→ Problem details
Pull out every line of the listing below and reproduce each one unchanged.

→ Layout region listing
+ + + +

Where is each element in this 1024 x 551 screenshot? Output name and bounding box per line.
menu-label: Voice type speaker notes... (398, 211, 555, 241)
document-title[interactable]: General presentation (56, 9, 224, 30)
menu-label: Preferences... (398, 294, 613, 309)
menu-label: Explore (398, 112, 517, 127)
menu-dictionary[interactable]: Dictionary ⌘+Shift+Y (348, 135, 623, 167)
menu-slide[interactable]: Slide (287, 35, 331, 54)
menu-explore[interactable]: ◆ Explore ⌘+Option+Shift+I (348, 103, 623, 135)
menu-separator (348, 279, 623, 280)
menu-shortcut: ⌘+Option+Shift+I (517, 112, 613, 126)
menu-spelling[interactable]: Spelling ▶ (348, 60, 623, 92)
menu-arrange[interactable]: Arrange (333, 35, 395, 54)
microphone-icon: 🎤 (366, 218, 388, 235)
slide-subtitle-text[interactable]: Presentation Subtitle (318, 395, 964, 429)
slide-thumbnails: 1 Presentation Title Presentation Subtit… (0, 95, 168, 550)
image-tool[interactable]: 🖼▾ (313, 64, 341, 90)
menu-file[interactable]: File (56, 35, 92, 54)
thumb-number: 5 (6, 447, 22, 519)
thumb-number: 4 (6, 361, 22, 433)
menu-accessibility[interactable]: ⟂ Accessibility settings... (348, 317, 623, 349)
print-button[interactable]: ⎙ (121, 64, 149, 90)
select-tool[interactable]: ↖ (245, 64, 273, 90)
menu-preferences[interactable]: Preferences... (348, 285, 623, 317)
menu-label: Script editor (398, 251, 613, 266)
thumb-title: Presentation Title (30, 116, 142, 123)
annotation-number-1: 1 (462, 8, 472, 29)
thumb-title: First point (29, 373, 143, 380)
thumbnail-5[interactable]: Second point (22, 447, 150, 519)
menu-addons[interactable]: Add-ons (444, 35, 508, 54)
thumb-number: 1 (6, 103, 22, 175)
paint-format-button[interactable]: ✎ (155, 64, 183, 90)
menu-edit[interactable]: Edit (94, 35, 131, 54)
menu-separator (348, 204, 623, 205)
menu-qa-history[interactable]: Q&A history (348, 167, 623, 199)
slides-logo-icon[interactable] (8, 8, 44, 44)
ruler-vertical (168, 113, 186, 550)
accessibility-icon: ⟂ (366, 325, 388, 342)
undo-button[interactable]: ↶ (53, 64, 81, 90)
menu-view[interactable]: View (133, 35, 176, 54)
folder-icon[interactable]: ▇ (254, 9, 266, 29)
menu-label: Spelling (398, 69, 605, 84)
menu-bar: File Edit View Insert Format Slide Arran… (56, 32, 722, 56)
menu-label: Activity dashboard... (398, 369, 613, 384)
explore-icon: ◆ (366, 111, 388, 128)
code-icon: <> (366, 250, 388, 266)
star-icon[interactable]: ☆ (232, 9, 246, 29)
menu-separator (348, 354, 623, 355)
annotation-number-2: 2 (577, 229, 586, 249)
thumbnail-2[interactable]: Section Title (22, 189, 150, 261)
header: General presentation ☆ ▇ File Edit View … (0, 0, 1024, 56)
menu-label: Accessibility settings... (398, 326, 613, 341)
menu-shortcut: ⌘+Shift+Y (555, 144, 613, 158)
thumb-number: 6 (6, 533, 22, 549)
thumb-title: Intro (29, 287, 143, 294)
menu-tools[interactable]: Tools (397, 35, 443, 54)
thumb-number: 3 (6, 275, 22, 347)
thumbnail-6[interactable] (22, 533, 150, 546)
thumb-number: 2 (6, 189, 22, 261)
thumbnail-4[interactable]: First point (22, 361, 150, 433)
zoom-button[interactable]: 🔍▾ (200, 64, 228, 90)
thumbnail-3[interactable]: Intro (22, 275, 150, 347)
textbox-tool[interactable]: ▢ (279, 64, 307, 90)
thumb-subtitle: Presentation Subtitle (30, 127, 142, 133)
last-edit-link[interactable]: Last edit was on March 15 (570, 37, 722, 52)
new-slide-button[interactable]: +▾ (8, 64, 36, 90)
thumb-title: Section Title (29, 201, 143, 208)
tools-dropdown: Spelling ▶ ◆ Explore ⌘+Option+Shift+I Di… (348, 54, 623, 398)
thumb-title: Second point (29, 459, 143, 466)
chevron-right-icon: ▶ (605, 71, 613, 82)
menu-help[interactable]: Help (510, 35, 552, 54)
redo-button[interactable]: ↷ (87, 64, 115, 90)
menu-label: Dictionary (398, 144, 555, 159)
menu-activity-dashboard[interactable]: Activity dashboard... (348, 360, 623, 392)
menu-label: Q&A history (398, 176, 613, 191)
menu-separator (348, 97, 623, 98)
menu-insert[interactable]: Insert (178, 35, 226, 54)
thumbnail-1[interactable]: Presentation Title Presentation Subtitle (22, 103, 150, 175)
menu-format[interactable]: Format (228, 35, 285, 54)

+ + + +

→ Completed exercise
Where is each element in this 1024 x 551 screenshot? Output name and bounding box per line.
menu-label: Voice type speaker notes... (398, 211, 555, 241)
document-title[interactable]: General presentation (56, 9, 224, 30)
menu-label: Preferences... (398, 294, 613, 309)
menu-label: Explore (398, 112, 517, 127)
menu-dictionary[interactable]: Dictionary ⌘+Shift+Y (348, 135, 623, 167)
menu-slide[interactable]: Slide (287, 35, 331, 54)
menu-explore[interactable]: ◆ Explore ⌘+Option+Shift+I (348, 103, 623, 135)
menu-separator (348, 279, 623, 280)
menu-shortcut: ⌘+Option+Shift+I (517, 112, 613, 126)
menu-spelling[interactable]: Spelling ▶ (348, 60, 623, 92)
menu-arrange[interactable]: Arrange (333, 35, 395, 54)
microphone-icon: 🎤 (366, 218, 388, 235)
slide-subtitle-text[interactable]: Presentation Subtitle (318, 395, 964, 429)
slide-thumbnails: 1 Presentation Title Presentation Subtit… (0, 95, 168, 550)
image-tool[interactable]: 🖼▾ (313, 64, 341, 90)
menu-file[interactable]: File (56, 35, 92, 54)
thumb-number: 5 (6, 447, 22, 519)
thumb-number: 4 (6, 361, 22, 433)
menu-accessibility[interactable]: ⟂ Accessibility settings... (348, 317, 623, 349)
print-button[interactable]: ⎙ (121, 64, 149, 90)
select-tool[interactable]: ↖ (245, 64, 273, 90)
menu-preferences[interactable]: Preferences... (348, 285, 623, 317)
menu-label: Script editor (398, 251, 613, 266)
thumb-title: Presentation Title (30, 116, 142, 123)
annotation-number-1: 1 (462, 8, 472, 29)
thumb-title: First point (29, 373, 143, 380)
thumbnail-5[interactable]: Second point (22, 447, 150, 519)
menu-addons[interactable]: Add-ons (444, 35, 508, 54)
thumb-number: 1 (6, 103, 22, 175)
paint-format-button[interactable]: ✎ (155, 64, 183, 90)
menu-edit[interactable]: Edit (94, 35, 131, 54)
menu-separator (348, 204, 623, 205)
menu-qa-history[interactable]: Q&A history (348, 167, 623, 199)
slides-logo-icon[interactable] (8, 8, 44, 44)
ruler-vertical (168, 113, 186, 550)
accessibility-icon: ⟂ (366, 325, 388, 342)
undo-button[interactable]: ↶ (53, 64, 81, 90)
menu-view[interactable]: View (133, 35, 176, 54)
folder-icon[interactable]: ▇ (254, 9, 266, 29)
menu-label: Spelling (398, 69, 605, 84)
menu-bar: File Edit View Insert Format Slide Arran… (56, 32, 722, 56)
menu-label: Activity dashboard... (398, 369, 613, 384)
explore-icon: ◆ (366, 111, 388, 128)
code-icon: <> (366, 250, 388, 266)
star-icon[interactable]: ☆ (232, 9, 246, 29)
menu-separator (348, 354, 623, 355)
annotation-number-2: 2 (577, 229, 586, 249)
thumbnail-2[interactable]: Section Title (22, 189, 150, 261)
header: General presentation ☆ ▇ File Edit View … (0, 0, 1024, 56)
menu-label: Accessibility settings... (398, 326, 613, 341)
menu-shortcut: ⌘+Shift+Y (555, 144, 613, 158)
thumb-number: 6 (6, 533, 22, 549)
thumb-title: Intro (29, 287, 143, 294)
menu-tools[interactable]: Tools (397, 35, 443, 54)
thumb-number: 3 (6, 275, 22, 347)
thumbnail-6[interactable] (22, 533, 150, 546)
thumb-number: 2 (6, 189, 22, 261)
thumbnail-4[interactable]: First point (22, 361, 150, 433)
zoom-button[interactable]: 🔍▾ (200, 64, 228, 90)
thumbnail-3[interactable]: Intro (22, 275, 150, 347)
textbox-tool[interactable]: ▢ (279, 64, 307, 90)
thumb-subtitle: Presentation Subtitle (30, 127, 142, 133)
last-edit-link[interactable]: Last edit was on March 15 (570, 37, 722, 52)
new-slide-button[interactable]: +▾ (8, 64, 36, 90)
thumb-title: Section Title (29, 201, 143, 208)
tools-dropdown: Spelling ▶ ◆ Explore ⌘+Option+Shift+I Di… (348, 54, 623, 398)
thumb-title: Second point (29, 459, 143, 466)
chevron-right-icon: ▶ (605, 71, 613, 82)
menu-help[interactable]: Help (510, 35, 552, 54)
redo-button[interactable]: ↷ (87, 64, 115, 90)
menu-label: Dictionary (398, 144, 555, 159)
menu-activity-dashboard[interactable]: Activity dashboard... (348, 360, 623, 392)
menu-label: Q&A history (398, 176, 613, 191)
menu-separator (348, 97, 623, 98)
menu-insert[interactable]: Insert (178, 35, 226, 54)
thumbnail-1[interactable]: Presentation Title Presentation Subtitle (22, 103, 150, 175)
menu-format[interactable]: Format (228, 35, 285, 54)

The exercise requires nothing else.